§ EXERCICE 1
Reprenez mot pour mot le passage du texte sur le théorème de Tsipras qui commence aux mots « Il est toujours » et s'achève après « les pires illusions. ».
§ EXERCICE 2
D'après le texte sur le théorème de Tsipras, quel est le premier des outils forgés par le système capitaliste ?

§ TEXTE FOURNI
⟨
Le théorème de Tsipras

ThéorèmeLa crise grecque vient de démontrer un théorème : Il est impossible de sortir du système capitaliste en utilisant les outils frelatés que celui-ci a forgés. Nous l’appellerons « théorème de Tsipras »

Le premier d’entre ces outils, c’est l’élection de représentants chargés de mener la politique du pays. Il est dorénavant clair qu’une fois élus, ces représentants, d’où qu’ils viennent, ne peuvent en réalité mener qu’une seule politique, avec quelques nuances de détails à la marge, la politique du capital.

Il est toujours présomptueux de vouloir refaire l’histoire mais il est criminel de ne pas vouloir en tirer les leçons, et d’entretenir les pires illusions.

Comment les représentants de Sirysa ont-ils pu faire preuve d’une si grande naïveté ? Aujourd’hui on accuse, un peu partout, et souvent à droite, Alexis Tsipras d’avoir trahi. Ses accusateurs de droite expriment là sans doute une jouissance perverse, et confortent ainsi leur idéologie en nous disant, vous voyez bien qu’il n’y a pas d’autre solution puisque même les plus radicaux en viennent à courber l’échine et à manger leur chapeau.

Quant à ceux de gauche, ils ne comprennent pas, ou ne veulent pas voir que la sortie du capitalisme, condition sine qua non d’un monde libéré doit emprunter d’autres voies que celles offertes généreusement par ce système. Tous ceux qui suivront la voie grecque et peut être bientôt espagnole, seront condamnées à la « trahison » dont certains affublent aujourd’hui Tsipras.
⟩
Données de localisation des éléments
⟨
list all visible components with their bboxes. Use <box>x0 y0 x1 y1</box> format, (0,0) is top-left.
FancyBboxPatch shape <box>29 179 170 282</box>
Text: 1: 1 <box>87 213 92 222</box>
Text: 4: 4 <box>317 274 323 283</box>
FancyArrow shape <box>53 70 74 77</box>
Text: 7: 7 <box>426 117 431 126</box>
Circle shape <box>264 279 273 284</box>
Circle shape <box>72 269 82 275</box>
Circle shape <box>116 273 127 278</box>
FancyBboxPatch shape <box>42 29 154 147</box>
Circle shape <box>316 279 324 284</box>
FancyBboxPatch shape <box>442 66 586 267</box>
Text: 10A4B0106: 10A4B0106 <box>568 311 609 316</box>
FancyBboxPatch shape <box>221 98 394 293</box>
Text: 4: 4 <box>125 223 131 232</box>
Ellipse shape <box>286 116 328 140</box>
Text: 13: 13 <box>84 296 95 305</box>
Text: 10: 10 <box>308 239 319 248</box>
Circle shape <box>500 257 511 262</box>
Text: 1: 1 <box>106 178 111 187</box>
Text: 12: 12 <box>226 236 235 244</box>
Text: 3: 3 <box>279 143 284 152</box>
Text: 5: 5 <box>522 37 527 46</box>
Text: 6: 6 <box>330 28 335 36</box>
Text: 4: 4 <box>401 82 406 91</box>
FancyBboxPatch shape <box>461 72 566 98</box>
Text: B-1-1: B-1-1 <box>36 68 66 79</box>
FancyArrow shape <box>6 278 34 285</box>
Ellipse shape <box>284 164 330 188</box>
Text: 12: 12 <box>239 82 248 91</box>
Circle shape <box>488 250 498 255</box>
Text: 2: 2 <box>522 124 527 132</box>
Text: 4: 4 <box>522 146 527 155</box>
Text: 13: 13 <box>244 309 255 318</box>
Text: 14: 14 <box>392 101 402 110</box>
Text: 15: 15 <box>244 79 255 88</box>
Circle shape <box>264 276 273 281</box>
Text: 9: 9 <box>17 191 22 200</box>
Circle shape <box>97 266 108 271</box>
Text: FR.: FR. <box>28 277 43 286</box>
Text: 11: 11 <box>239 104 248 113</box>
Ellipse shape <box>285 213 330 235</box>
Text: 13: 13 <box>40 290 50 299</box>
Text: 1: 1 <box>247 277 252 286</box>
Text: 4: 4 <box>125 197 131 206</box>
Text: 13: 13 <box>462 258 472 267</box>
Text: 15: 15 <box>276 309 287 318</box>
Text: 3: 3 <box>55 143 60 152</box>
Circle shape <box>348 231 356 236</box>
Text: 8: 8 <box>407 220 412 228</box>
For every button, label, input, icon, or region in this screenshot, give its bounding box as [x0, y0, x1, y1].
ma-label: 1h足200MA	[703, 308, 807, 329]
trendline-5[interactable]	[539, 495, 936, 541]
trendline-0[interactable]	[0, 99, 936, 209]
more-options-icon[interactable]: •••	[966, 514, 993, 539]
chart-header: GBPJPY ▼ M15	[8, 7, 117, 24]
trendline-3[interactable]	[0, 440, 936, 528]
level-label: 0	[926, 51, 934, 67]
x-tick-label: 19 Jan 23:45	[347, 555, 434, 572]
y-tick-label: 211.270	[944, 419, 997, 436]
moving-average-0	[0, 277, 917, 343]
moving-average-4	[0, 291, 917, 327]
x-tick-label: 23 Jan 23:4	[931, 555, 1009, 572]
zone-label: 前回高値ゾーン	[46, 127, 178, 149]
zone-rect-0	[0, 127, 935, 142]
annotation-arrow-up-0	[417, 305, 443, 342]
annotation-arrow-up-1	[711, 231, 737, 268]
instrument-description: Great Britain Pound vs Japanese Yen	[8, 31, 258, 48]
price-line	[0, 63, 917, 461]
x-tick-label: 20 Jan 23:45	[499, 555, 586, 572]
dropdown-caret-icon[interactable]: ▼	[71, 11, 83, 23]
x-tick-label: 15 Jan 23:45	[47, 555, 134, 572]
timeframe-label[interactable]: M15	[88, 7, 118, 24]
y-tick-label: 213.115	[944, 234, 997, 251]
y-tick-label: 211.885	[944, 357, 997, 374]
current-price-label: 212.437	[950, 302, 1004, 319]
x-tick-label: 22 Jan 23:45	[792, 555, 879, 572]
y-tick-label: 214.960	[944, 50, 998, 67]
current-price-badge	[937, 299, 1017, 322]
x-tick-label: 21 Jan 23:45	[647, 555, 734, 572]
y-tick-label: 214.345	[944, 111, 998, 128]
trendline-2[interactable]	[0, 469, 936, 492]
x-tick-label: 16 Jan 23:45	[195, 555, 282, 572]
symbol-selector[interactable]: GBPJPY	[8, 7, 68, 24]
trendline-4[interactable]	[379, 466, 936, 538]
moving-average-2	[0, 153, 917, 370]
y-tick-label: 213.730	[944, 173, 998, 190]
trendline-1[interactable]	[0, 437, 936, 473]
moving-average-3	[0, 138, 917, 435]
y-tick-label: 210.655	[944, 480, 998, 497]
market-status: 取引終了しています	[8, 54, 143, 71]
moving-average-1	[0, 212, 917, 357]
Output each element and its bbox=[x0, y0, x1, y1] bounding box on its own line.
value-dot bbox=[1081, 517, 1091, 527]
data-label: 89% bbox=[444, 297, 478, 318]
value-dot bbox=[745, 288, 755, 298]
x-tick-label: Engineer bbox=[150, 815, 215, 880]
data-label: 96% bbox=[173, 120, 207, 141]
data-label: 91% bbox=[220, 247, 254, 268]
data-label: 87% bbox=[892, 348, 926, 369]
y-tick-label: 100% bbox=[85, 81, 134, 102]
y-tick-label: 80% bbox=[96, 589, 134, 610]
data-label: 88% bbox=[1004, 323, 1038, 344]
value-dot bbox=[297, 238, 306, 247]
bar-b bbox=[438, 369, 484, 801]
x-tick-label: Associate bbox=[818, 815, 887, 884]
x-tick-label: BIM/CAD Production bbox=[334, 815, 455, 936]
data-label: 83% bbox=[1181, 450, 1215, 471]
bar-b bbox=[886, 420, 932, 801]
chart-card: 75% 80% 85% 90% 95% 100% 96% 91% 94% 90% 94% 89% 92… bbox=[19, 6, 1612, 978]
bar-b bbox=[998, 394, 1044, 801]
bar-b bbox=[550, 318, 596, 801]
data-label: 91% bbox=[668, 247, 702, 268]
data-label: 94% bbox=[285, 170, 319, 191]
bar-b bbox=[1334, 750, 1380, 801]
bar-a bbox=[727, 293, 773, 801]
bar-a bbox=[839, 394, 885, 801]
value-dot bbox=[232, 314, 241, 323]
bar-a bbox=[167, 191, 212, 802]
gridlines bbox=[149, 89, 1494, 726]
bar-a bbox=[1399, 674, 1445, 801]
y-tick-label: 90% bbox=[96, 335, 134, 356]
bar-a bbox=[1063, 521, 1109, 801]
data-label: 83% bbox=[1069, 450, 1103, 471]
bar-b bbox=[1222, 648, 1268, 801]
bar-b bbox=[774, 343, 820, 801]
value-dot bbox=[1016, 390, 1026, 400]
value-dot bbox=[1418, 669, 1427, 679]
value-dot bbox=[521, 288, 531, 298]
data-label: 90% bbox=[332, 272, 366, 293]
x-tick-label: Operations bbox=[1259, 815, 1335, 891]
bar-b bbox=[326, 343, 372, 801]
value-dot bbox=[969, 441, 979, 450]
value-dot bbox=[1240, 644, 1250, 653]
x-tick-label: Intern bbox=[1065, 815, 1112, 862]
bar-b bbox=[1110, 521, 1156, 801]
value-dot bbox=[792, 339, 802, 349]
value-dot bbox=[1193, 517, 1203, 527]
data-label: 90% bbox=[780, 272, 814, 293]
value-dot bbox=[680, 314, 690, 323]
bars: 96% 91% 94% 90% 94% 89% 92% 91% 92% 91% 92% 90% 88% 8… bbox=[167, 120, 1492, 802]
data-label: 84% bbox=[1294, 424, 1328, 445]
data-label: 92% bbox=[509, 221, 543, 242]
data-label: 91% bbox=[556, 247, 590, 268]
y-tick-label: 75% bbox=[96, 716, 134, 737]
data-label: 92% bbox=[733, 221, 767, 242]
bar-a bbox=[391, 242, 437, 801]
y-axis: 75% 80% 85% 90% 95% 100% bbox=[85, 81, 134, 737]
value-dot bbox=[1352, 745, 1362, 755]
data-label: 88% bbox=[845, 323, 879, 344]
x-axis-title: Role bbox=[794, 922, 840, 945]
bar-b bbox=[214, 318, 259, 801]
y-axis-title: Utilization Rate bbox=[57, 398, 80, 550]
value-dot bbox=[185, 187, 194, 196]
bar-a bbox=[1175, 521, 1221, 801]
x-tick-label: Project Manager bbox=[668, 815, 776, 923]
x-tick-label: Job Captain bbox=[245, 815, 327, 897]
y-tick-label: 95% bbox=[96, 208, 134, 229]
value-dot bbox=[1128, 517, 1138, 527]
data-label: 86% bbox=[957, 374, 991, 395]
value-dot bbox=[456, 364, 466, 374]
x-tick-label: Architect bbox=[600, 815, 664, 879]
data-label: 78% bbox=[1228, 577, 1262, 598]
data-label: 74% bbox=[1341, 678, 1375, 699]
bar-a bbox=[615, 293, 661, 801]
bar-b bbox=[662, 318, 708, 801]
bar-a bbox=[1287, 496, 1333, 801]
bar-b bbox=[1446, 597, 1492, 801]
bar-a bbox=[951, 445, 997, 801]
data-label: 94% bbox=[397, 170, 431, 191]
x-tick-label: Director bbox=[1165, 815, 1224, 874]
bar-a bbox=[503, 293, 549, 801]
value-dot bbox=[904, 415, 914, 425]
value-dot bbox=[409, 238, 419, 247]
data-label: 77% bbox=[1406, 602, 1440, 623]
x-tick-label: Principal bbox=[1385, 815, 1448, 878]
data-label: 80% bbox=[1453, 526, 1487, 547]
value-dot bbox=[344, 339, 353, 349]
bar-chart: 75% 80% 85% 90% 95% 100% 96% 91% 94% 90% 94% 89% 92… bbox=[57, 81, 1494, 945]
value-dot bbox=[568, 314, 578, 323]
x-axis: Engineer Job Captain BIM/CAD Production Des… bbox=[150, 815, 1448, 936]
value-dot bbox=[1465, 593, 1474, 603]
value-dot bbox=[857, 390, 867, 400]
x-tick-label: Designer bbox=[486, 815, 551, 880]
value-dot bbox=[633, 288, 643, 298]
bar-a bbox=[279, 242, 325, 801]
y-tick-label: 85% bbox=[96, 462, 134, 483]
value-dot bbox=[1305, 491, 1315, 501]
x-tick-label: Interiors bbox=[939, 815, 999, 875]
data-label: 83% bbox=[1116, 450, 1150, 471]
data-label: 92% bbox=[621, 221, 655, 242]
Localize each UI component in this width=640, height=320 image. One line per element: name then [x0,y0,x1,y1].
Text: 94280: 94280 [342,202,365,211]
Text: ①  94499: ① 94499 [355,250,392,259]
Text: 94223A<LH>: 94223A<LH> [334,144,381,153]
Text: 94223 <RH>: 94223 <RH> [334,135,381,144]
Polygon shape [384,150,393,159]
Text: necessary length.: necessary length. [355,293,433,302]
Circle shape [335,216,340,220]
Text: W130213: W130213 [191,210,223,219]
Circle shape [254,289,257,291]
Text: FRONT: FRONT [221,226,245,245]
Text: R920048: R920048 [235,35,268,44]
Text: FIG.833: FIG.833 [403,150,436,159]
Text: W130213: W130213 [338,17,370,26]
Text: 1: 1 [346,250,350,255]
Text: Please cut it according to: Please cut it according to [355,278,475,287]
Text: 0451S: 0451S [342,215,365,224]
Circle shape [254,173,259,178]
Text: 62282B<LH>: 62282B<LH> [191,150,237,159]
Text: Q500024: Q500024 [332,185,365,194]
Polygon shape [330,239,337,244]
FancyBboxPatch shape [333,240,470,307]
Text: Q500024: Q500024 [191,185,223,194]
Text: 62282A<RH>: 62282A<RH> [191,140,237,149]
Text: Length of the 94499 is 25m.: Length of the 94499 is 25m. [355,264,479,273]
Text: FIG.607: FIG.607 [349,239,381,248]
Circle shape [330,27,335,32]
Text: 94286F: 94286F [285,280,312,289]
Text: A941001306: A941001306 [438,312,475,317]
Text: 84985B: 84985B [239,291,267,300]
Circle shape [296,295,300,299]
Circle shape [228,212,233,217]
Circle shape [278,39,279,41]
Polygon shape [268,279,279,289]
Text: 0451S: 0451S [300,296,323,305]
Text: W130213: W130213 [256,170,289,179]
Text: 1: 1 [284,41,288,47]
⟩
§ RÉPONSE FINALE 1
Il est toujours présomptueux de vouloir refaire l’histoire mais il est criminel de ne pas vouloir en tirer les leçons, et d’entretenir les pires illusions.

§ RÉPONSE FINALE 2
L'élection de représentants chargés de mener la politique du pays.